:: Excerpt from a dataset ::
--- START ---
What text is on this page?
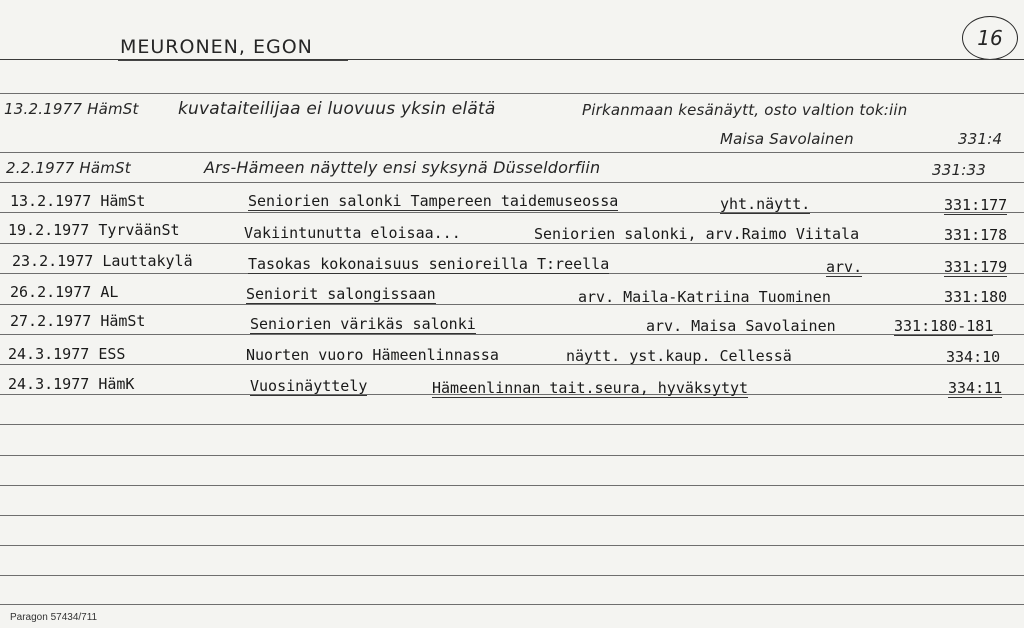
MEURONEN, EGON	16
13.2.1977 HämSt kuvataiteilijaa ei luovuus yksin elätä	Pirkanmaan kesänäytt, osto valtion tok:iin
Maisa Savolainen	331:4
2.2.1977 HämSt	Ars-Hämeen näyttely ensi syksynä Düsseldorfiin	331:33
13.2.1977 HämSt	Seniorien salonki Tampereen taidemuseossa	yht.näytt.	331:177
19.2.1977 TyrväänSt	Vakiintunutta eloisaa...	Seniorien salonki, arv.Raimo Viitala	331:178
23.2.1977 Lauttakylä	Tasokas kokonaisuus senioreilla T:reella	arv.	331:179
26.2.1977 AL	Seniorit salongissaan	arv. Maila-Katriina Tuominen	331:180
27.2.1977 HämSt	Seniorien värikäs salonki	arv. Maisa Savolainen	331:180-181
24.3.1977 ESS	Nuorten vuoro Hämeenlinnassa	näytt. yst.kaup. Cellessä	334:10
24.3.1977 HämK	Vuosinäyttely	Hämeenlinnan tait.seura, hyväksytyt	334:11
Paragon 57434/711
--- END ---
:: Problem statement ::
Pick out the lines that contain "Seniorien" and copy them.

:: Exercise result ::
13.2.1977 HämSt	Seniorien salonki Tampereen taidemuseossa	yht.näytt.	331:177
19.2.1977 TyrväänSt	Vakiintunutta eloisaa...	Seniorien salonki, arv.Raimo Viitala	331:178
27.2.1977 HämSt	Seniorien värikäs salonki	arv. Maisa Savolainen	331:180-181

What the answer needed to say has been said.